* _What the exercise asks_: Transcribe every entry word for word, but skip the images.

* _Task inputs_:
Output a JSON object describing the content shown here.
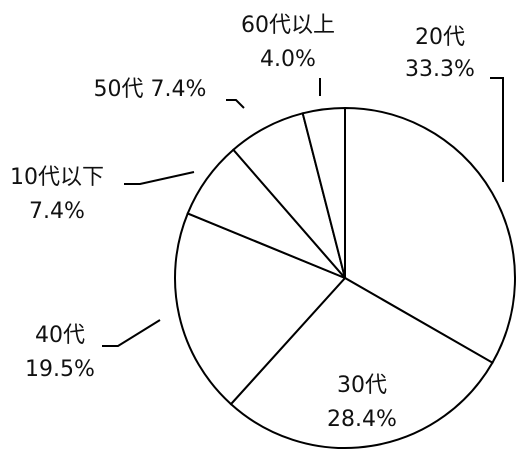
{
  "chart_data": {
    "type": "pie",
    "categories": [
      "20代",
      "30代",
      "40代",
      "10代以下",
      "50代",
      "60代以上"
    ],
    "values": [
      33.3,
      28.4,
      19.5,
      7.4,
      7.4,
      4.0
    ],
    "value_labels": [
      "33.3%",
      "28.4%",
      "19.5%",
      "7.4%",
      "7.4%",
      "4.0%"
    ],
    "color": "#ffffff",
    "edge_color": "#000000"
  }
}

* _Written solution_:
Output a JSON object describing the content shown here.
{
  "chart_data": {
    "type": "pie",
    "categories": [
      "20代",
      "30代",
      "40代",
      "10代以下",
      "50代",
      "60代以上"
    ],
    "values": [
      33.3,
      28.4,
      19.5,
      7.4,
      7.4,
      4.0
    ],
    "value_labels": [
      "33.3%",
      "28.4%",
      "19.5%",
      "7.4%",
      "7.4%",
      "4.0%"
    ],
    "color": "#ffffff",
    "edge_color": "#000000"
  }
}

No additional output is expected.